### [REQUEST]
Leave out the pictures and copy every record exactly.

### [MATERIAL FOR THIS TASK]
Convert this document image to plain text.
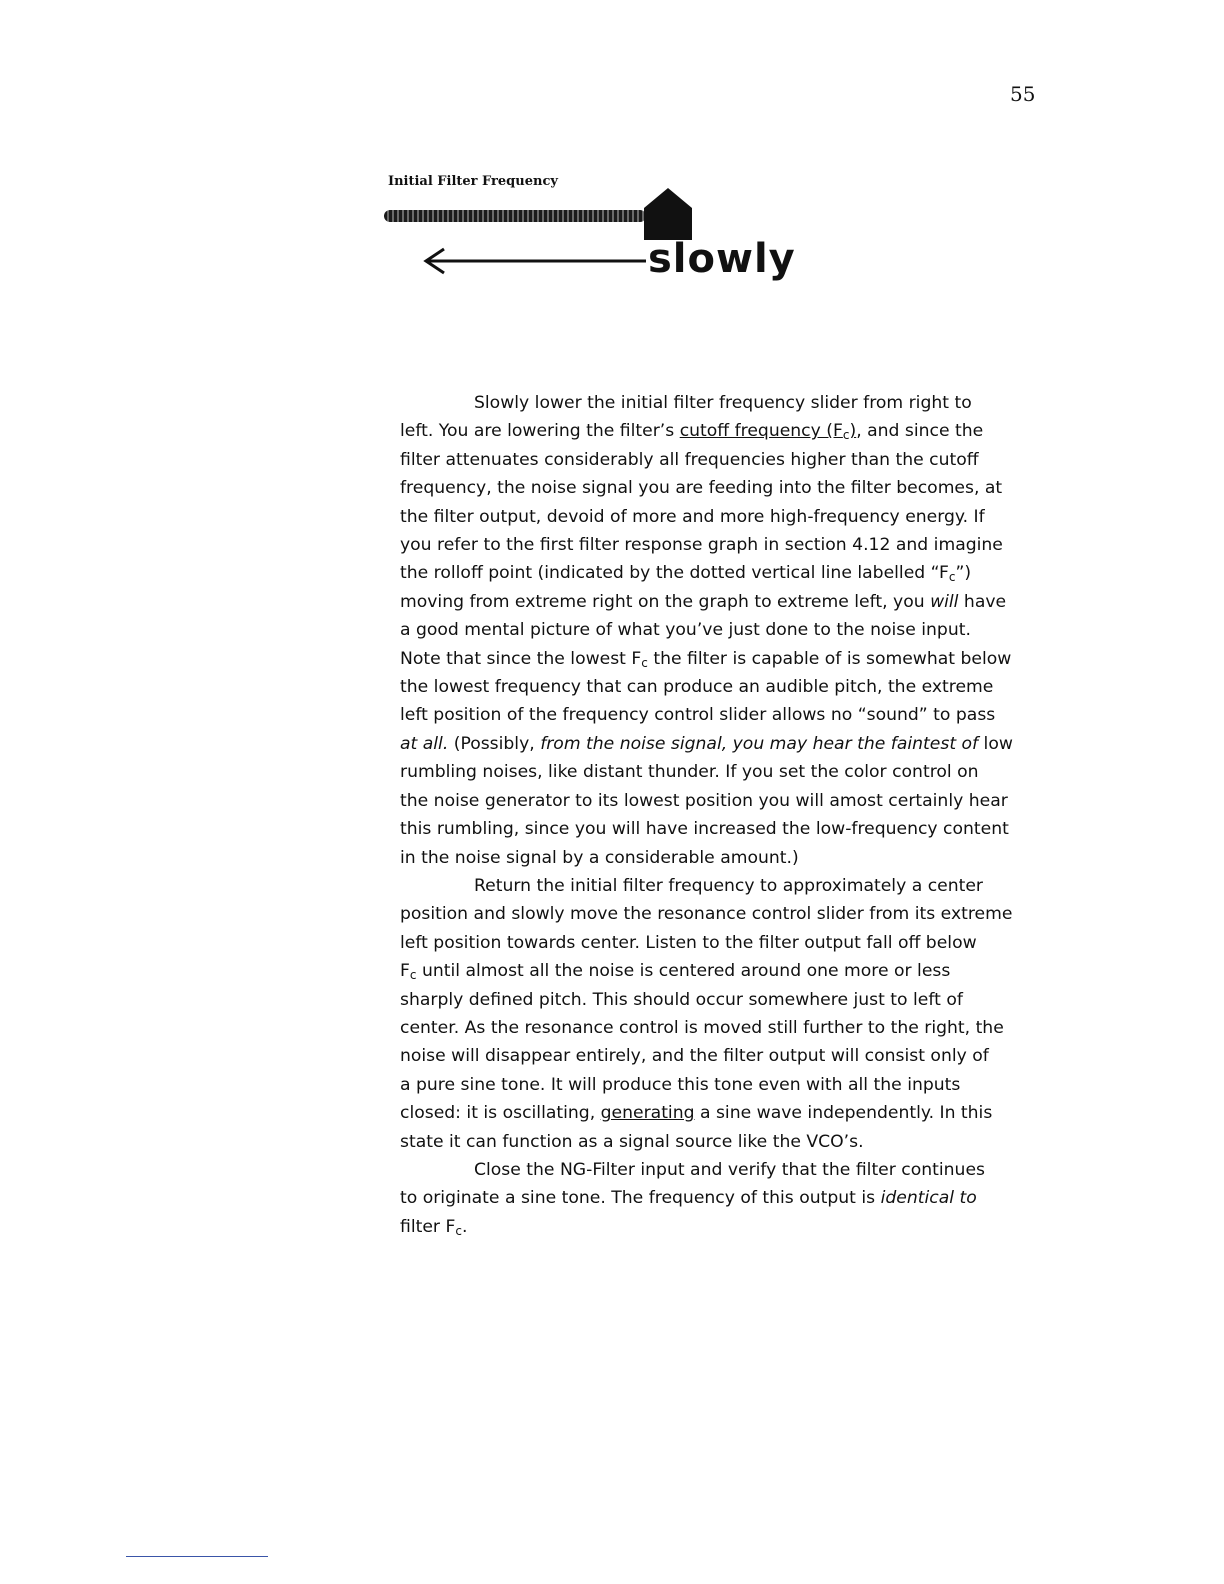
55
Initial Filter Frequency
slowly
Slowly lower the initial filter frequency slider from right to
left. You are lowering the filter’s cutoff frequency $(F_c)$, and since the
filter attenuates considerably all frequencies higher than the cutoff
frequency, the noise signal you are feeding into the filter becomes, at
the filter output, devoid of more and more high-frequency energy. If
you refer to the first filter response graph in section 4.12 and imagine
the rolloff point (indicated by the dotted vertical line labelled “$F_c$”)
moving from extreme right on the graph to extreme left, you will have
a good mental picture of what you’ve just done to the noise input.
Note that since the lowest $F_c$ the filter is capable of is somewhat below
the lowest frequency that can produce an audible pitch, the extreme
left position of the frequency control slider allows no “sound” to pass
at all. (Possibly, from the noise signal, you may hear the faintest of low
rumbling noises, like distant thunder. If you set the color control on
the noise generator to its lowest position you will amost certainly hear
this rumbling, since you will have increased the low-frequency content
in the noise signal by a considerable amount.)
Return the initial filter frequency to approximately a center
position and slowly move the resonance control slider from its extreme
left position towards center. Listen to the filter output fall off below
$F_c$ until almost all the noise is centered around one more or less
sharply defined pitch. This should occur somewhere just to left of
center. As the resonance control is moved still further to the right, the
noise will disappear entirely, and the filter output will consist only of
a pure sine tone. It will produce this tone even with all the inputs
closed: it is oscillating, generating a sine wave independently. In this
state it can function as a signal source like the VCO’s.
Close the NG-Filter input and verify that the filter continues
to originate a sine tone. The frequency of this output is identical to
filter $F_c$.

### [COMPLETE RESPONSE]
Convert this document image to plain text.
55
Initial Filter Frequency
slowly
Slowly lower the initial filter frequency slider from right to
left. You are lowering the filter’s cutoff frequency $(F_c)$, and since the
filter attenuates considerably all frequencies higher than the cutoff
frequency, the noise signal you are feeding into the filter becomes, at
the filter output, devoid of more and more high-frequency energy. If
you refer to the first filter response graph in section 4.12 and imagine
the rolloff point (indicated by the dotted vertical line labelled “$F_c$”)
moving from extreme right on the graph to extreme left, you will have
a good mental picture of what you’ve just done to the noise input.
Note that since the lowest $F_c$ the filter is capable of is somewhat below
the lowest frequency that can produce an audible pitch, the extreme
left position of the frequency control slider allows no “sound” to pass
at all. (Possibly, from the noise signal, you may hear the faintest of low
rumbling noises, like distant thunder. If you set the color control on
the noise generator to its lowest position you will amost certainly hear
this rumbling, since you will have increased the low-frequency content
in the noise signal by a considerable amount.)
Return the initial filter frequency to approximately a center
position and slowly move the resonance control slider from its extreme
left position towards center. Listen to the filter output fall off below
$F_c$ until almost all the noise is centered around one more or less
sharply defined pitch. This should occur somewhere just to left of
center. As the resonance control is moved still further to the right, the
noise will disappear entirely, and the filter output will consist only of
a pure sine tone. It will produce this tone even with all the inputs
closed: it is oscillating, generating a sine wave independently. In this
state it can function as a signal source like the VCO’s.
Close the NG-Filter input and verify that the filter continues
to originate a sine tone. The frequency of this output is identical to
filter $F_c$.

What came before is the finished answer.